## Goal
Below are records; work out how many of their lines contain "object" and give only that number.

## Dataset extract
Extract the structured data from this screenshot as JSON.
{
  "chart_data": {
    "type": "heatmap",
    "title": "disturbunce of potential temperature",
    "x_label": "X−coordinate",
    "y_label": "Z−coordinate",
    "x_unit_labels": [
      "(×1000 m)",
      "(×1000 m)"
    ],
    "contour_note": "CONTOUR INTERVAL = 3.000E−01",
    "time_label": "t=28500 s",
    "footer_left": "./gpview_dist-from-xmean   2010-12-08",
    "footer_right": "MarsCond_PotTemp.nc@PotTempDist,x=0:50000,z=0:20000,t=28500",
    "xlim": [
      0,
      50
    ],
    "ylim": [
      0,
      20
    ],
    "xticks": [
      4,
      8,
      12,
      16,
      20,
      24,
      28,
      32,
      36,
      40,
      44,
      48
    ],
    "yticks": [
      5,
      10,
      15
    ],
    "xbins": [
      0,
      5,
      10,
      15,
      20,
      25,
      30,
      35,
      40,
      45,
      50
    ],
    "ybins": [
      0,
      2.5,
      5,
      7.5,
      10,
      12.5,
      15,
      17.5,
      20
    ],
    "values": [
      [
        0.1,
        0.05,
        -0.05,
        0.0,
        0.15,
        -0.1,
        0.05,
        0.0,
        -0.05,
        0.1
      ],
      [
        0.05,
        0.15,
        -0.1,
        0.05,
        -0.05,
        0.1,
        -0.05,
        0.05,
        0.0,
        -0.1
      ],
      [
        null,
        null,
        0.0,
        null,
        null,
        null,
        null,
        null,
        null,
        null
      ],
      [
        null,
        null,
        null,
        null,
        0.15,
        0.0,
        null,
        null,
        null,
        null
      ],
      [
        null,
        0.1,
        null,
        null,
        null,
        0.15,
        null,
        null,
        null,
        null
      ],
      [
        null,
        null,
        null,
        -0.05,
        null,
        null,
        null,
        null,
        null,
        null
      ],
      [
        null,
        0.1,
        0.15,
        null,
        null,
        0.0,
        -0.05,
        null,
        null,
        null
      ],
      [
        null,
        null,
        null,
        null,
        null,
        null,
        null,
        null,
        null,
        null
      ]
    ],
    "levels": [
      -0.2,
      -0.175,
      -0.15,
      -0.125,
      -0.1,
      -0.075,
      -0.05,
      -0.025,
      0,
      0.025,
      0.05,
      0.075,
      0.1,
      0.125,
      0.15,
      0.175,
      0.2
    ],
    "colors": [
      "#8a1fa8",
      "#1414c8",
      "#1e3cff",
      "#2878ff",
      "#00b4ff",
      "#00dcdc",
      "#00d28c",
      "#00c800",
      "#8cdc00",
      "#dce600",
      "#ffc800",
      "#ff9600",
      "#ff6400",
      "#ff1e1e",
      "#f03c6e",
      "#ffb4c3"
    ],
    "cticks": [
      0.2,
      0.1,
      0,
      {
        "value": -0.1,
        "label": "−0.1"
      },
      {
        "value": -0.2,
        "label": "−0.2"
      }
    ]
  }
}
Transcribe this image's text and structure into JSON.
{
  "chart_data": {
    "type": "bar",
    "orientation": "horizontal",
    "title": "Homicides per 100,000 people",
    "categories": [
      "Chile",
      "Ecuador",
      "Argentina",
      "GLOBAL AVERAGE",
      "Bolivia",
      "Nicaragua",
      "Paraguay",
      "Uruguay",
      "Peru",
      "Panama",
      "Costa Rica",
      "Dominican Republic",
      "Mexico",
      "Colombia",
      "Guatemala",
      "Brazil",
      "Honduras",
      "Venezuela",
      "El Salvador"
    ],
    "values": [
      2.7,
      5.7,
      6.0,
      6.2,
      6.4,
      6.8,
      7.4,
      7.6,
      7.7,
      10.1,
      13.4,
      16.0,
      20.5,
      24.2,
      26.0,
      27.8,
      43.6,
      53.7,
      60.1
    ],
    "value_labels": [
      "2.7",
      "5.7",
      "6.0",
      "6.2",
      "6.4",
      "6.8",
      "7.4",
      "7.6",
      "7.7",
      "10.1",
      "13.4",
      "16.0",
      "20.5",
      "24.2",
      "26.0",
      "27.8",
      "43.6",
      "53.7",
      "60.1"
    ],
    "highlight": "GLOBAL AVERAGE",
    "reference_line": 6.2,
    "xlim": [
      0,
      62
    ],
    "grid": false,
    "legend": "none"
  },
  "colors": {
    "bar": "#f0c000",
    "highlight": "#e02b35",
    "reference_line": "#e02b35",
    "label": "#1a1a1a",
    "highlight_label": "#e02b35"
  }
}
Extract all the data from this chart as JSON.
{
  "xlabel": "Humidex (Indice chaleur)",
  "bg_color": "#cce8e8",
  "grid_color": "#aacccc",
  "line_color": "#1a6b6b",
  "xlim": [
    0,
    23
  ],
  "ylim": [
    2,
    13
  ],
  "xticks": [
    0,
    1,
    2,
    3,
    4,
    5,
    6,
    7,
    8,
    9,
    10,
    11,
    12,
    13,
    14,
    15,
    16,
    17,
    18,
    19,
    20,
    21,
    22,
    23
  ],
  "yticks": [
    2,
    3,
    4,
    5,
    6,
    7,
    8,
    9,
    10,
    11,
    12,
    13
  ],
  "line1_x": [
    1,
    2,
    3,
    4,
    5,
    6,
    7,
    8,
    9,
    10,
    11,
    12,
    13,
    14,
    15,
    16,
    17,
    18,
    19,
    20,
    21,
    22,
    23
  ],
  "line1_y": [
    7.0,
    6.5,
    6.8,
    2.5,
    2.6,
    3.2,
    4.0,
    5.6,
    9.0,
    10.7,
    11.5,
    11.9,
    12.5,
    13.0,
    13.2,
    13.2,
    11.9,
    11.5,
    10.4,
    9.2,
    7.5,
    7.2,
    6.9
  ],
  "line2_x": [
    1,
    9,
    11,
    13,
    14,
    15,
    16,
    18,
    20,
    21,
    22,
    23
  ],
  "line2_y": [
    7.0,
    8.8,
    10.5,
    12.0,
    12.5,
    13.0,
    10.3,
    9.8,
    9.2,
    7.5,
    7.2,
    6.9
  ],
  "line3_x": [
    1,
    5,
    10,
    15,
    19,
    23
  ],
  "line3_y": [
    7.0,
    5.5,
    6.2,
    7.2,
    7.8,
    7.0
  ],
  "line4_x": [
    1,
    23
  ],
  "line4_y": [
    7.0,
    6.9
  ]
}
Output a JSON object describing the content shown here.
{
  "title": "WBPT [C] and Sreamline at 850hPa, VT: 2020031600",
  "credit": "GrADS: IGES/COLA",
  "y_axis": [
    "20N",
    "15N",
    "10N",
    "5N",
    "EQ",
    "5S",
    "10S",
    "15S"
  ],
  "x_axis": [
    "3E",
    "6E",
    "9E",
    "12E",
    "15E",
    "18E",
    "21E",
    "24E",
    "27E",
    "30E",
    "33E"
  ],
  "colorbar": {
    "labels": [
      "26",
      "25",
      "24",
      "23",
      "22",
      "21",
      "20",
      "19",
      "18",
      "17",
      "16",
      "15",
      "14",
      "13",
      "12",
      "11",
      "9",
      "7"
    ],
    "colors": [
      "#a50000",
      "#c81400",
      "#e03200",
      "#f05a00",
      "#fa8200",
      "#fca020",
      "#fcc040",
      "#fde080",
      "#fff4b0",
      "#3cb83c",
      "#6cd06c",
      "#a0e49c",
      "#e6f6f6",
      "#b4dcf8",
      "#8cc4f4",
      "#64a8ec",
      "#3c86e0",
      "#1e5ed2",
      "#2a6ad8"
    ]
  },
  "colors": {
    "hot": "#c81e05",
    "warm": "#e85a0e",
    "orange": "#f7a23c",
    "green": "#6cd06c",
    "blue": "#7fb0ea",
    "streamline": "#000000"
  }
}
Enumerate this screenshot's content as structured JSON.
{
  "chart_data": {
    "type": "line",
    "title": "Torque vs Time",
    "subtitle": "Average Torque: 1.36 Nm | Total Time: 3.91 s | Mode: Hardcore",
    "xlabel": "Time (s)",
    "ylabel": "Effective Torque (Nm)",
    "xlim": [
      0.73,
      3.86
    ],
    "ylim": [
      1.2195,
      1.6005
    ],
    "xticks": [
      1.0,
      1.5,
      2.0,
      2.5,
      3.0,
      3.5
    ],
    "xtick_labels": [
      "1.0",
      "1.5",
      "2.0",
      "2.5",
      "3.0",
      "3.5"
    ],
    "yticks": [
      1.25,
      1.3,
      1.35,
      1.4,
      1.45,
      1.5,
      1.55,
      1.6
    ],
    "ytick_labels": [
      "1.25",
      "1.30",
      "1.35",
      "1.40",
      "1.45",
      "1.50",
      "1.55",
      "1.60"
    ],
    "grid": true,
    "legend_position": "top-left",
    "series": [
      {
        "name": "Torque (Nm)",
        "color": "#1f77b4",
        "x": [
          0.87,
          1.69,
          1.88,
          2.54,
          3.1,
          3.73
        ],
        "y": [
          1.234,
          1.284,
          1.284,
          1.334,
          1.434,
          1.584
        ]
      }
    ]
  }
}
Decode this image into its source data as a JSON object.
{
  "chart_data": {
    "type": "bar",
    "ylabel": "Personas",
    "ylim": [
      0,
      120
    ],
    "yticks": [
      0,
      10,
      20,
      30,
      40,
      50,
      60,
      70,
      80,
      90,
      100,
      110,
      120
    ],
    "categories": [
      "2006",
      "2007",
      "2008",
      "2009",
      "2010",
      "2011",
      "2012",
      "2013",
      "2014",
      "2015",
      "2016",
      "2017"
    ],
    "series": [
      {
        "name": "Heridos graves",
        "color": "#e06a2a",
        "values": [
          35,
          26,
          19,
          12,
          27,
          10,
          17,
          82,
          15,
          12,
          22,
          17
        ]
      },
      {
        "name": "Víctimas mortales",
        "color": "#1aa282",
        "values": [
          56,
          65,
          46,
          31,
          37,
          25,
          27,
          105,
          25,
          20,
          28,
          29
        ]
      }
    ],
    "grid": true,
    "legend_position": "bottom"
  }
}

## Reply to the exercise
2